Aim: Transcribe all of the data exactly. Omit the pictures.

Recorded information:
-- Start --

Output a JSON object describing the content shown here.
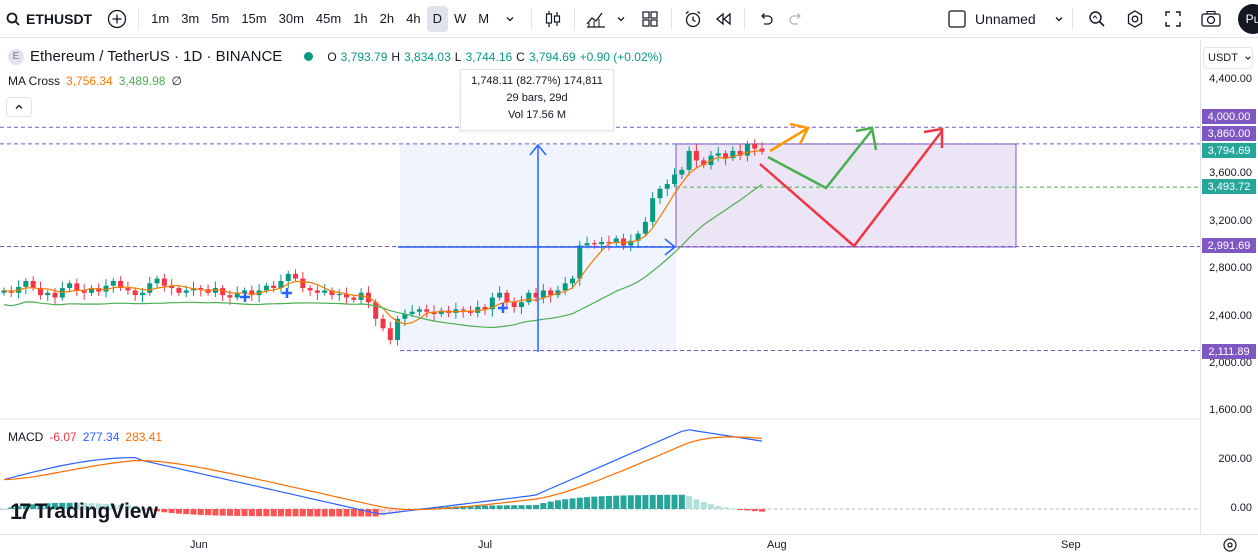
{
  "toolbar": {
    "symbol": "ETHUSDT",
    "intervals": [
      "1m",
      "3m",
      "5m",
      "15m",
      "30m",
      "45m",
      "1h",
      "2h",
      "4h",
      "D",
      "W",
      "M"
    ],
    "active_interval": "D",
    "layout_name": "Unnamed",
    "avatar_initial": "Pu"
  },
  "legend": {
    "pair": "Ethereum / TetherUS · 1D · BINANCE",
    "o_label": "O",
    "o_value": "3,793.79",
    "h_label": "H",
    "h_value": "3,834.03",
    "l_label": "L",
    "l_value": "3,744.16",
    "c_label": "C",
    "c_value": "3,794.69",
    "change": "+0.90 (+0.02%)"
  },
  "ma": {
    "name": "MA Cross",
    "fast": "3,756.34",
    "slow": "3,489.98",
    "sym": "∅"
  },
  "macd": {
    "name": "MACD",
    "hist": "-6.07",
    "macd": "277.34",
    "signal": "283.41"
  },
  "tooltip": {
    "line1": "1,748.11 (82.77%) 174,811",
    "line2": "29 bars, 29d",
    "line3": "Vol 17.56 M"
  },
  "price_axis": {
    "currency": "USDT",
    "ticks": [
      "4,400.00",
      "3,600.00",
      "3,200.00",
      "2,800.00",
      "2,400.00",
      "2,000.00",
      "1,600.00"
    ],
    "macd_ticks": [
      "200.00",
      "0.00"
    ],
    "badges": {
      "b4000": "4,000.00",
      "b3860": "3,860.00",
      "bcur": "3,794.69",
      "b3493": "3,493.72",
      "b2991": "2,991.69",
      "b2111": "2,111.89"
    }
  },
  "time_axis": [
    "Jun",
    "Jul",
    "Aug",
    "Sep"
  ],
  "brand": "TradingView",
  "colors": {
    "up": "#089981",
    "down": "#f23645",
    "ma_fast": "#f57c00",
    "ma_slow": "#4caf50",
    "macd_line": "#2962ff",
    "signal_line": "#ff6d00",
    "rect_fill": "#e8e0f4",
    "rect_border": "#7e57c2",
    "measure": "#2962ff",
    "arrow_orange": "#ff9800",
    "arrow_green": "#4caf50",
    "arrow_red": "#f23645"
  }
}
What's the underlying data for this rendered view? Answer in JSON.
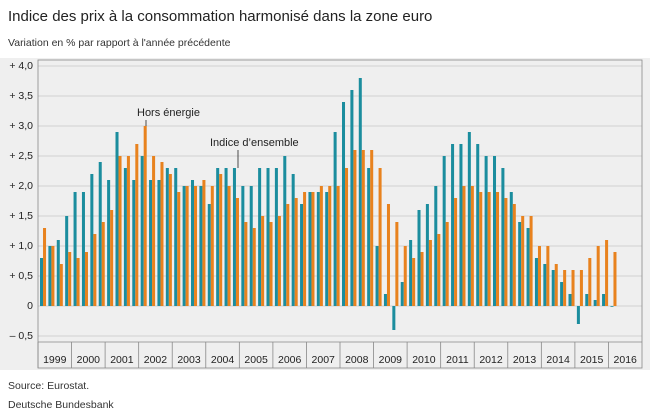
{
  "chart_data": {
    "type": "bar",
    "title": "Indice des prix à la consommation harmonisé dans la zone euro",
    "subtitle": "Variation en % par rapport à l'année précédente",
    "years": [
      "1999",
      "2000",
      "2001",
      "2002",
      "2003",
      "2004",
      "2005",
      "2006",
      "2007",
      "2008",
      "2009",
      "2010",
      "2011",
      "2012",
      "2013",
      "2014",
      "2015",
      "2016"
    ],
    "series": [
      {
        "name": "Indice d’ensemble",
        "color": "#1b8d9e",
        "values": [
          0.8,
          1.0,
          1.1,
          1.5,
          1.9,
          1.9,
          2.2,
          2.4,
          2.1,
          2.9,
          2.3,
          2.1,
          2.5,
          2.1,
          2.1,
          2.3,
          2.3,
          2.0,
          2.1,
          2.0,
          1.7,
          2.3,
          2.3,
          2.3,
          2.0,
          2.0,
          2.3,
          2.3,
          2.3,
          2.5,
          2.2,
          1.7,
          1.9,
          1.9,
          1.9,
          2.9,
          3.4,
          3.6,
          3.8,
          2.3,
          1.0,
          0.2,
          -0.4,
          0.4,
          1.1,
          1.6,
          1.7,
          2.0,
          2.5,
          2.7,
          2.7,
          2.9,
          2.7,
          2.5,
          2.5,
          2.3,
          1.9,
          1.4,
          1.3,
          0.8,
          0.7,
          0.6,
          0.4,
          0.2,
          -0.3,
          0.2,
          0.1,
          0.2,
          0.0
        ]
      },
      {
        "name": "Hors énergie",
        "color": "#e8821e",
        "values": [
          1.3,
          1.0,
          0.7,
          0.9,
          0.8,
          0.9,
          1.2,
          1.4,
          1.6,
          2.5,
          2.5,
          2.7,
          3.0,
          2.5,
          2.4,
          2.2,
          1.9,
          2.0,
          2.0,
          2.1,
          2.0,
          2.2,
          2.0,
          1.8,
          1.4,
          1.3,
          1.5,
          1.4,
          1.5,
          1.7,
          1.8,
          1.9,
          1.9,
          2.0,
          2.0,
          2.0,
          2.3,
          2.6,
          2.6,
          2.6,
          2.3,
          1.7,
          1.4,
          1.0,
          0.8,
          0.9,
          1.1,
          1.2,
          1.4,
          1.8,
          2.0,
          2.0,
          1.9,
          1.9,
          1.9,
          1.8,
          1.7,
          1.5,
          1.5,
          1.0,
          1.0,
          0.7,
          0.6,
          0.6,
          0.6,
          0.8,
          1.0,
          1.1,
          0.9
        ]
      }
    ],
    "ylim": [
      -0.6,
      4.1
    ],
    "yticks": [
      {
        "value": -0.5,
        "label": "– 0,5"
      },
      0,
      {
        "value": 0.5,
        "label": "+ 0,5"
      },
      {
        "value": 1.0,
        "label": "+ 1,0"
      },
      {
        "value": 1.5,
        "label": "+ 1,5"
      },
      {
        "value": 2.0,
        "label": "+ 2,0"
      },
      {
        "value": 2.5,
        "label": "+ 2,5"
      },
      {
        "value": 3.0,
        "label": "+ 3,0"
      },
      {
        "value": 3.5,
        "label": "+ 3,5"
      },
      {
        "value": 4.0,
        "label": "+ 4,0"
      }
    ],
    "grid": true,
    "source": "Source: Eurostat.",
    "publisher": "Deutsche Bundesbank"
  }
}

-- End --

Result of the exercise:
Output a JSON object describing the content shown here.
{
  "toolbar": {
    "symbol": "ETHUSDT",
    "intervals": [
      "1m",
      "3m",
      "5m",
      "15m",
      "30m",
      "45m",
      "1h",
      "2h",
      "4h",
      "D",
      "W",
      "M"
    ],
    "active_interval": "D",
    "layout_name": "Unnamed",
    "avatar_initial": "Pu"
  },
  "legend": {
    "pair": "Ethereum / TetherUS · 1D · BINANCE",
    "o_label": "O",
    "o_value": "3,793.79",
    "h_label": "H",
    "h_value": "3,834.03",
    "l_label": "L",
    "l_value": "3,744.16",
    "c_label": "C",
    "c_value": "3,794.69",
    "change": "+0.90 (+0.02%)"
  },
  "ma": {
    "name": "MA Cross",
    "fast": "3,756.34",
    "slow": "3,489.98",
    "sym": "∅"
  },
  "macd": {
    "name": "MACD",
    "hist": "-6.07",
    "macd": "277.34",
    "signal": "283.41"
  },
  "tooltip": {
    "line1": "1,748.11 (82.77%) 174,811",
    "line2": "29 bars, 29d",
    "line3": "Vol 17.56 M"
  },
  "price_axis": {
    "currency": "USDT",
    "ticks": [
      "4,400.00",
      "3,600.00",
      "3,200.00",
      "2,800.00",
      "2,400.00",
      "2,000.00",
      "1,600.00"
    ],
    "macd_ticks": [
      "200.00",
      "0.00"
    ],
    "badges": {
      "b4000": "4,000.00",
      "b3860": "3,860.00",
      "bcur": "3,794.69",
      "b3493": "3,493.72",
      "b2991": "2,991.69",
      "b2111": "2,111.89"
    }
  },
  "time_axis": [
    "Jun",
    "Jul",
    "Aug",
    "Sep"
  ],
  "brand": "TradingView",
  "colors": {
    "up": "#089981",
    "down": "#f23645",
    "ma_fast": "#f57c00",
    "ma_slow": "#4caf50",
    "macd_line": "#2962ff",
    "signal_line": "#ff6d00",
    "rect_fill": "#e8e0f4",
    "rect_border": "#7e57c2",
    "measure": "#2962ff",
    "arrow_orange": "#ff9800",
    "arrow_green": "#4caf50",
    "arrow_red": "#f23645"
  }
}
What's the underlying data for this rendered view? Answer in JSON.
{
  "chart_data": {
    "type": "bar",
    "title": "Indice des prix à la consommation harmonisé dans la zone euro",
    "subtitle": "Variation en % par rapport à l'année précédente",
    "years": [
      "1999",
      "2000",
      "2001",
      "2002",
      "2003",
      "2004",
      "2005",
      "2006",
      "2007",
      "2008",
      "2009",
      "2010",
      "2011",
      "2012",
      "2013",
      "2014",
      "2015",
      "2016"
    ],
    "series": [
      {
        "name": "Indice d’ensemble",
        "color": "#1b8d9e",
        "values": [
          0.8,
          1.0,
          1.1,
          1.5,
          1.9,
          1.9,
          2.2,
          2.4,
          2.1,
          2.9,
          2.3,
          2.1,
          2.5,
          2.1,
          2.1,
          2.3,
          2.3,
          2.0,
          2.1,
          2.0,
          1.7,
          2.3,
          2.3,
          2.3,
          2.0,
          2.0,
          2.3,
          2.3,
          2.3,
          2.5,
          2.2,
          1.7,
          1.9,
          1.9,
          1.9,
          2.9,
          3.4,
          3.6,
          3.8,
          2.3,
          1.0,
          0.2,
          -0.4,
          0.4,
          1.1,
          1.6,
          1.7,
          2.0,
          2.5,
          2.7,
          2.7,
          2.9,
          2.7,
          2.5,
          2.5,
          2.3,
          1.9,
          1.4,
          1.3,
          0.8,
          0.7,
          0.6,
          0.4,
          0.2,
          -0.3,
          0.2,
          0.1,
          0.2,
          0.0
        ]
      },
      {
        "name": "Hors énergie",
        "color": "#e8821e",
        "values": [
          1.3,
          1.0,
          0.7,
          0.9,
          0.8,
          0.9,
          1.2,
          1.4,
          1.6,
          2.5,
          2.5,
          2.7,
          3.0,
          2.5,
          2.4,
          2.2,
          1.9,
          2.0,
          2.0,
          2.1,
          2.0,
          2.2,
          2.0,
          1.8,
          1.4,
          1.3,
          1.5,
          1.4,
          1.5,
          1.7,
          1.8,
          1.9,
          1.9,
          2.0,
          2.0,
          2.0,
          2.3,
          2.6,
          2.6,
          2.6,
          2.3,
          1.7,
          1.4,
          1.0,
          0.8,
          0.9,
          1.1,
          1.2,
          1.4,
          1.8,
          2.0,
          2.0,
          1.9,
          1.9,
          1.9,
          1.8,
          1.7,
          1.5,
          1.5,
          1.0,
          1.0,
          0.7,
          0.6,
          0.6,
          0.6,
          0.8,
          1.0,
          1.1,
          0.9
        ]
      }
    ],
    "ylim": [
      -0.6,
      4.1
    ],
    "yticks": [
      {
        "value": -0.5,
        "label": "– 0,5"
      },
      0,
      {
        "value": 0.5,
        "label": "+ 0,5"
      },
      {
        "value": 1.0,
        "label": "+ 1,0"
      },
      {
        "value": 1.5,
        "label": "+ 1,5"
      },
      {
        "value": 2.0,
        "label": "+ 2,0"
      },
      {
        "value": 2.5,
        "label": "+ 2,5"
      },
      {
        "value": 3.0,
        "label": "+ 3,0"
      },
      {
        "value": 3.5,
        "label": "+ 3,5"
      },
      {
        "value": 4.0,
        "label": "+ 4,0"
      }
    ],
    "grid": true,
    "source": "Source: Eurostat.",
    "publisher": "Deutsche Bundesbank"
  }
}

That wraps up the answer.